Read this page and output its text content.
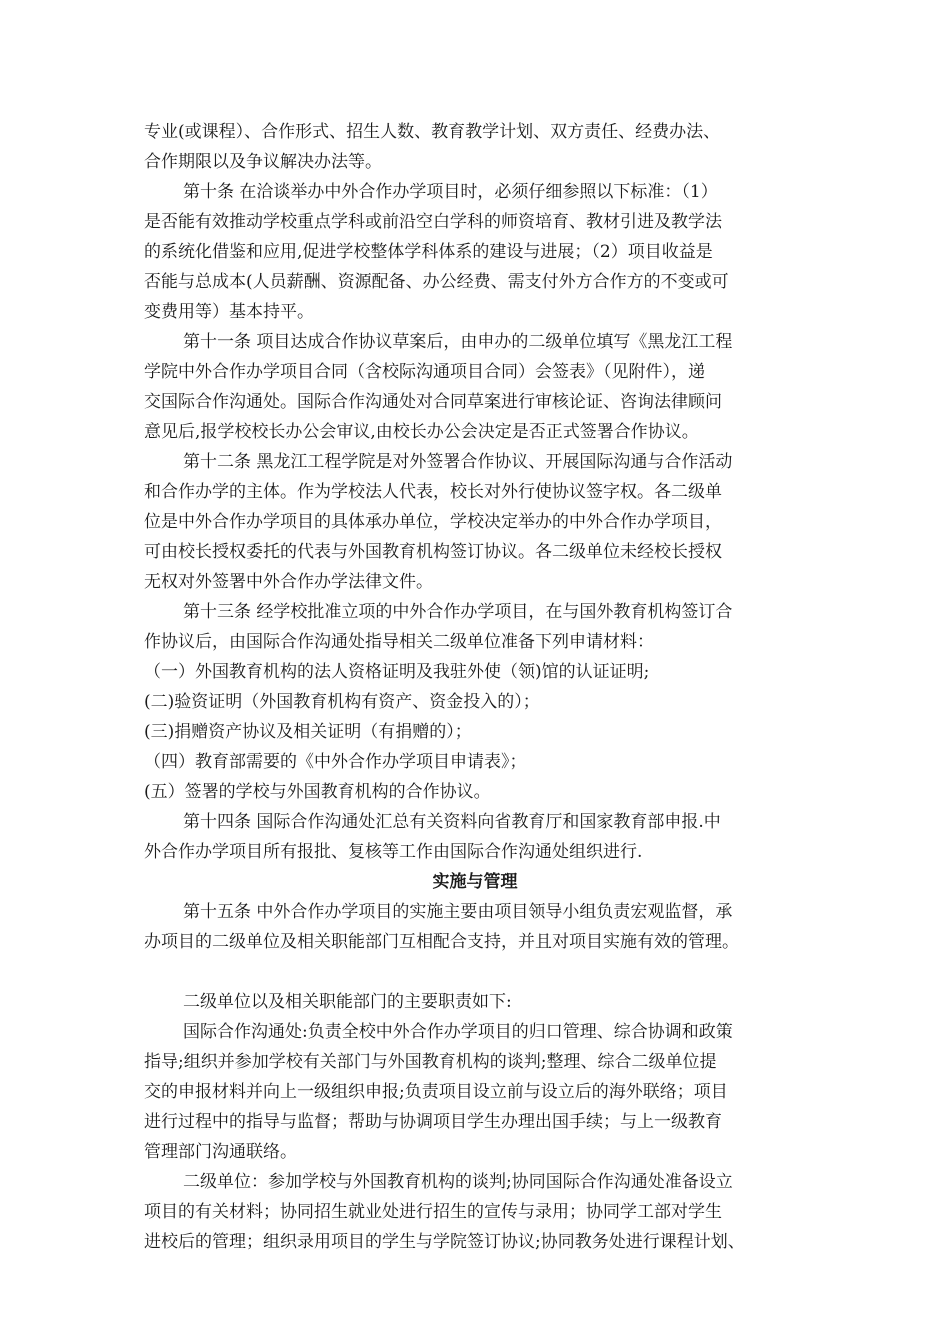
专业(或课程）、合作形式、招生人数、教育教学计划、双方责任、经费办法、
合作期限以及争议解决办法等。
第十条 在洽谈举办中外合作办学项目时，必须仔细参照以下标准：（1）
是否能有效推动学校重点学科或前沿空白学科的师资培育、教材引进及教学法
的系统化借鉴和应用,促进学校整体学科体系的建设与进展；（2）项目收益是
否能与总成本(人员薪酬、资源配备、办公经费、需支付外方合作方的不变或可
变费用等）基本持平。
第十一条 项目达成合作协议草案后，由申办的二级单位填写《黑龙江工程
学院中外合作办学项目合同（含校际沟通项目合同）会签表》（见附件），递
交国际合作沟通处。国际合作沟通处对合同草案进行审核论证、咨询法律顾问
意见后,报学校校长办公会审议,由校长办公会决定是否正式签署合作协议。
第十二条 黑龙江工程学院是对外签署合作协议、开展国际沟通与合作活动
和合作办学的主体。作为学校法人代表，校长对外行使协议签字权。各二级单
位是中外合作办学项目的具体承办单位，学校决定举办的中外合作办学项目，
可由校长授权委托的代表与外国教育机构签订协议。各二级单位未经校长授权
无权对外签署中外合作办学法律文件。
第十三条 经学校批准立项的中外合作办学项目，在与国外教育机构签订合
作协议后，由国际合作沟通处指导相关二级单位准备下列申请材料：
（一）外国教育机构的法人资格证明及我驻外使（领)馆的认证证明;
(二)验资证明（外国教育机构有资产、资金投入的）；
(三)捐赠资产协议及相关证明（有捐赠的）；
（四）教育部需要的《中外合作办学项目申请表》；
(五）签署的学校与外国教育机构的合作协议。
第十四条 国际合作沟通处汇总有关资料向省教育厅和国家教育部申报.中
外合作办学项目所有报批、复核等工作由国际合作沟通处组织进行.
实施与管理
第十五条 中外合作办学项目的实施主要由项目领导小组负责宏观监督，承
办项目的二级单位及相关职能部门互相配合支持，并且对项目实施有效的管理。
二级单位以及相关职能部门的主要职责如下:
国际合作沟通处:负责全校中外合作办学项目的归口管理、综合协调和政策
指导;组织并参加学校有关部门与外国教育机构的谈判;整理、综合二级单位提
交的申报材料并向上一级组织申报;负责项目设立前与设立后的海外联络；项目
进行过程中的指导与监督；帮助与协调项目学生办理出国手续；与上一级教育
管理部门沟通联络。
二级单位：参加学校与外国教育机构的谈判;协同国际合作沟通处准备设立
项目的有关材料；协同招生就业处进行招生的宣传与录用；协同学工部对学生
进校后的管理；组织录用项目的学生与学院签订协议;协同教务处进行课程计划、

○ ○ ○ ○ ○

Description of the task: Will you set down the records word for word while leaving out every picture?

Full answer:
Read this page and output its text content.
专业(或课程）、合作形式、招生人数、教育教学计划、双方责任、经费办法、
合作期限以及争议解决办法等。
第十条 在洽谈举办中外合作办学项目时，必须仔细参照以下标准：（1）
是否能有效推动学校重点学科或前沿空白学科的师资培育、教材引进及教学法
的系统化借鉴和应用,促进学校整体学科体系的建设与进展；（2）项目收益是
否能与总成本(人员薪酬、资源配备、办公经费、需支付外方合作方的不变或可
变费用等）基本持平。
第十一条 项目达成合作协议草案后，由申办的二级单位填写《黑龙江工程
学院中外合作办学项目合同（含校际沟通项目合同）会签表》（见附件），递
交国际合作沟通处。国际合作沟通处对合同草案进行审核论证、咨询法律顾问
意见后,报学校校长办公会审议,由校长办公会决定是否正式签署合作协议。
第十二条 黑龙江工程学院是对外签署合作协议、开展国际沟通与合作活动
和合作办学的主体。作为学校法人代表，校长对外行使协议签字权。各二级单
位是中外合作办学项目的具体承办单位，学校决定举办的中外合作办学项目，
可由校长授权委托的代表与外国教育机构签订协议。各二级单位未经校长授权
无权对外签署中外合作办学法律文件。
第十三条 经学校批准立项的中外合作办学项目，在与国外教育机构签订合
作协议后，由国际合作沟通处指导相关二级单位准备下列申请材料：
（一）外国教育机构的法人资格证明及我驻外使（领)馆的认证证明;
(二)验资证明（外国教育机构有资产、资金投入的）；
(三)捐赠资产协议及相关证明（有捐赠的）；
（四）教育部需要的《中外合作办学项目申请表》；
(五）签署的学校与外国教育机构的合作协议。
第十四条 国际合作沟通处汇总有关资料向省教育厅和国家教育部申报.中
外合作办学项目所有报批、复核等工作由国际合作沟通处组织进行.
实施与管理
第十五条 中外合作办学项目的实施主要由项目领导小组负责宏观监督，承
办项目的二级单位及相关职能部门互相配合支持，并且对项目实施有效的管理。
二级单位以及相关职能部门的主要职责如下:
国际合作沟通处:负责全校中外合作办学项目的归口管理、综合协调和政策
指导;组织并参加学校有关部门与外国教育机构的谈判;整理、综合二级单位提
交的申报材料并向上一级组织申报;负责项目设立前与设立后的海外联络；项目
进行过程中的指导与监督；帮助与协调项目学生办理出国手续；与上一级教育
管理部门沟通联络。
二级单位：参加学校与外国教育机构的谈判;协同国际合作沟通处准备设立
项目的有关材料；协同招生就业处进行招生的宣传与录用；协同学工部对学生
进校后的管理；组织录用项目的学生与学院签订协议;协同教务处进行课程计划、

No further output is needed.